What to work on
Extract every entry word for word.

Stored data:

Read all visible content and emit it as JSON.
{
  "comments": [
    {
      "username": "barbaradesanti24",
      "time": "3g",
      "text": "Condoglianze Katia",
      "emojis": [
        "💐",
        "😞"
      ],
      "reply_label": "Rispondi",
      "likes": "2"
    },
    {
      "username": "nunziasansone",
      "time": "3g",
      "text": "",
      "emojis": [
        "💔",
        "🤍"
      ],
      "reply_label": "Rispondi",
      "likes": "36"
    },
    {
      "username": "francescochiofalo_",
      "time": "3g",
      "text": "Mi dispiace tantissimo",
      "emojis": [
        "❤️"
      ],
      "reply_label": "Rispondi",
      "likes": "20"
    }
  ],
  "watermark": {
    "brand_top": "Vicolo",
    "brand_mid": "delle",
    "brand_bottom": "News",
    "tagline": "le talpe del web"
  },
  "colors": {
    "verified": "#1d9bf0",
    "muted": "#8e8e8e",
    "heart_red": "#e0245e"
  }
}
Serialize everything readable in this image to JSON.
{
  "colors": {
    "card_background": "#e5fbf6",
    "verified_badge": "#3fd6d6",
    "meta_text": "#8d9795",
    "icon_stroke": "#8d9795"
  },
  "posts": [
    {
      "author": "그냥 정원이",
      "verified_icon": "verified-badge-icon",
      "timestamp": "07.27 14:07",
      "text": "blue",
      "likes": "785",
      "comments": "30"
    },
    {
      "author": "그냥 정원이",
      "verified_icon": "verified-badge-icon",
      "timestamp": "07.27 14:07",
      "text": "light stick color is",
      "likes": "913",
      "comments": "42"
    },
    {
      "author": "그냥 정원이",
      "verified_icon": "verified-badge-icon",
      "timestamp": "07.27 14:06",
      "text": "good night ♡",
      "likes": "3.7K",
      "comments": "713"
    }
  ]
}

Response to the task
Read all visible content and emit it as JSON.
{
  "comments": [
    {
      "username": "barbaradesanti24",
      "time": "3g",
      "text": "Condoglianze Katia",
      "emojis": [
        "💐",
        "😞"
      ],
      "reply_label": "Rispondi",
      "likes": "2"
    },
    {
      "username": "nunziasansone",
      "time": "3g",
      "text": "",
      "emojis": [
        "💔",
        "🤍"
      ],
      "reply_label": "Rispondi",
      "likes": "36"
    },
    {
      "username": "francescochiofalo_",
      "time": "3g",
      "text": "Mi dispiace tantissimo",
      "emojis": [
        "❤️"
      ],
      "reply_label": "Rispondi",
      "likes": "20"
    }
  ],
  "watermark": {
    "brand_top": "Vicolo",
    "brand_mid": "delle",
    "brand_bottom": "News",
    "tagline": "le talpe del web"
  },
  "colors": {
    "verified": "#1d9bf0",
    "muted": "#8e8e8e",
    "heart_red": "#e0245e"
  }
}
Serialize everything readable in this image to JSON.
{
  "colors": {
    "card_background": "#e5fbf6",
    "verified_badge": "#3fd6d6",
    "meta_text": "#8d9795",
    "icon_stroke": "#8d9795"
  },
  "posts": [
    {
      "author": "그냥 정원이",
      "verified_icon": "verified-badge-icon",
      "timestamp": "07.27 14:07",
      "text": "blue",
      "likes": "785",
      "comments": "30"
    },
    {
      "author": "그냥 정원이",
      "verified_icon": "verified-badge-icon",
      "timestamp": "07.27 14:07",
      "text": "light stick color is",
      "likes": "913",
      "comments": "42"
    },
    {
      "author": "그냥 정원이",
      "verified_icon": "verified-badge-icon",
      "timestamp": "07.27 14:06",
      "text": "good night ♡",
      "likes": "3.7K",
      "comments": "713"
    }
  ]
}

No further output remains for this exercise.